▶ Required work: Please copy every line of the records below that holds the word "Output".

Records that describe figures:
______________________________

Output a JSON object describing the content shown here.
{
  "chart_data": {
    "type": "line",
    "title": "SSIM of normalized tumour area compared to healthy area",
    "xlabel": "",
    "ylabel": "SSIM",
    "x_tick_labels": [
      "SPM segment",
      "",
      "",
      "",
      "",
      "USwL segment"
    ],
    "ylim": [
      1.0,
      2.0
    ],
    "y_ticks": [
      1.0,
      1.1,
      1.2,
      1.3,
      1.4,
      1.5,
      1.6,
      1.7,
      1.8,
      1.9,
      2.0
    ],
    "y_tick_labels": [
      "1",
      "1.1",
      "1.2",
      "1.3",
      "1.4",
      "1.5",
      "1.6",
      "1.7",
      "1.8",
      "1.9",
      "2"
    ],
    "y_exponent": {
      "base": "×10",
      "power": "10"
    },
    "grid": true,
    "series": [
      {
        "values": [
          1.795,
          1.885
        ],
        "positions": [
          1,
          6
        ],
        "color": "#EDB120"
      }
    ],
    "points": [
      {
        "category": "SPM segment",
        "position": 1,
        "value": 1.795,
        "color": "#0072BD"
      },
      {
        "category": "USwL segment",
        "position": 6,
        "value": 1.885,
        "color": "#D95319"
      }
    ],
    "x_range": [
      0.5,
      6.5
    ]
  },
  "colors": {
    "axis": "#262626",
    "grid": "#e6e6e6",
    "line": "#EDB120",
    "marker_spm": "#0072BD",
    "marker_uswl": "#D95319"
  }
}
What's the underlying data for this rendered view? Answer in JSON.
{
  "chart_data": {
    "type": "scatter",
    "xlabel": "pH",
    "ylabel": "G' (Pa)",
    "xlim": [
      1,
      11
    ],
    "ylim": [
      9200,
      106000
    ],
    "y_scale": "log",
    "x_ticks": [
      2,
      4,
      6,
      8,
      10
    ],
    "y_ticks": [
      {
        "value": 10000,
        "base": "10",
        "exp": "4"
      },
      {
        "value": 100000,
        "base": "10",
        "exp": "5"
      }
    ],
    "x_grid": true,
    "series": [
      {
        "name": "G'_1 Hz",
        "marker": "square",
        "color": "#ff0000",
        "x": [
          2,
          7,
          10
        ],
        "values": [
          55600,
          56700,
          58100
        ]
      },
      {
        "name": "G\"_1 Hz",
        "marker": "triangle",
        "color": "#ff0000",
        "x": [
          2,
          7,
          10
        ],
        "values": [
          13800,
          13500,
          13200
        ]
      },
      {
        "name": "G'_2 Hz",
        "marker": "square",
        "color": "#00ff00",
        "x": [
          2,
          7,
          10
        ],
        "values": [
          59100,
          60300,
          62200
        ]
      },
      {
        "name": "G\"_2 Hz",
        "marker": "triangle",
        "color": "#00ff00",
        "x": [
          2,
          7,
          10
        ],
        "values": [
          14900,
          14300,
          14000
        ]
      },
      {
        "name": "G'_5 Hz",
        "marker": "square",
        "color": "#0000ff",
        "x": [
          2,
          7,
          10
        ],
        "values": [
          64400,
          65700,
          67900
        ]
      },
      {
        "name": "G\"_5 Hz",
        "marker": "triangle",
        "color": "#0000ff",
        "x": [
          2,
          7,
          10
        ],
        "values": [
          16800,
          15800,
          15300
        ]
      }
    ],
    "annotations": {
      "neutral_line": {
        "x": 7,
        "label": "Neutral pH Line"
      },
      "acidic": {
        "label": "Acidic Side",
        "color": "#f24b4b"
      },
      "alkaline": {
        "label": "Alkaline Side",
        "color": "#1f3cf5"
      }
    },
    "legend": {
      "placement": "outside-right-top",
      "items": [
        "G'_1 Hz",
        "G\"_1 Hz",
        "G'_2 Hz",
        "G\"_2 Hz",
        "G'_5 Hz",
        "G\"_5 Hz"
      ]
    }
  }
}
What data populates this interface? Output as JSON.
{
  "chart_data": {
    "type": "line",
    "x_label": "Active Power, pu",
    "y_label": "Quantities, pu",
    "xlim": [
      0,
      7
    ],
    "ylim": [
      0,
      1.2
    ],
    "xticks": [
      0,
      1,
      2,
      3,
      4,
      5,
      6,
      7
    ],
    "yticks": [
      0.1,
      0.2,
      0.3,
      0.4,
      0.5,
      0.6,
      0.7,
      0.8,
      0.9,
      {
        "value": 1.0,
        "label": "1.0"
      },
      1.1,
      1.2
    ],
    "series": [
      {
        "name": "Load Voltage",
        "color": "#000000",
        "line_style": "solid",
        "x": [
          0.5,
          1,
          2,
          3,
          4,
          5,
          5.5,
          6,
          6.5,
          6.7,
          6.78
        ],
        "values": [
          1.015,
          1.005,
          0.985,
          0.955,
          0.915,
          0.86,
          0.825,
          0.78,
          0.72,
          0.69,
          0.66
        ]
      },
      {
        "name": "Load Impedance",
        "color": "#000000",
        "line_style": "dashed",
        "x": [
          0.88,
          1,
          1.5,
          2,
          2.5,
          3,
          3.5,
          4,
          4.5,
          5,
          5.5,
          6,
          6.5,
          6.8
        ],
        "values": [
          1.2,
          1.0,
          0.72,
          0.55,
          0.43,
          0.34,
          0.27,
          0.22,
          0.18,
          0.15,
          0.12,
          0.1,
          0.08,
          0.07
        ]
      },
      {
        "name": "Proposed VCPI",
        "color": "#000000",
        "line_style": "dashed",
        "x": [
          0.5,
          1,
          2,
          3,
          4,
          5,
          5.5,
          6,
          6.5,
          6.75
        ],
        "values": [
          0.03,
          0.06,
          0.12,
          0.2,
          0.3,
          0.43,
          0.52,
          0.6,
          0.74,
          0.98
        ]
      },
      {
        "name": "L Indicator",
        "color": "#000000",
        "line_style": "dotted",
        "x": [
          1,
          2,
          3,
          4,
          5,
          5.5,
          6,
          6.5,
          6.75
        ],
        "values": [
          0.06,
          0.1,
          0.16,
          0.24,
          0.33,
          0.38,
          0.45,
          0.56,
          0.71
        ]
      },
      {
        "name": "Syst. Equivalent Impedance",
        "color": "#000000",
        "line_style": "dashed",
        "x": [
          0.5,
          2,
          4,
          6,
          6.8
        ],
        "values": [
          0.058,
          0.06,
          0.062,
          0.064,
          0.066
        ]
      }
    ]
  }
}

______________________________

▶ Solution to this problem:
Output a JSON object describing the content shown here.
What data populates this interface? Output as JSON.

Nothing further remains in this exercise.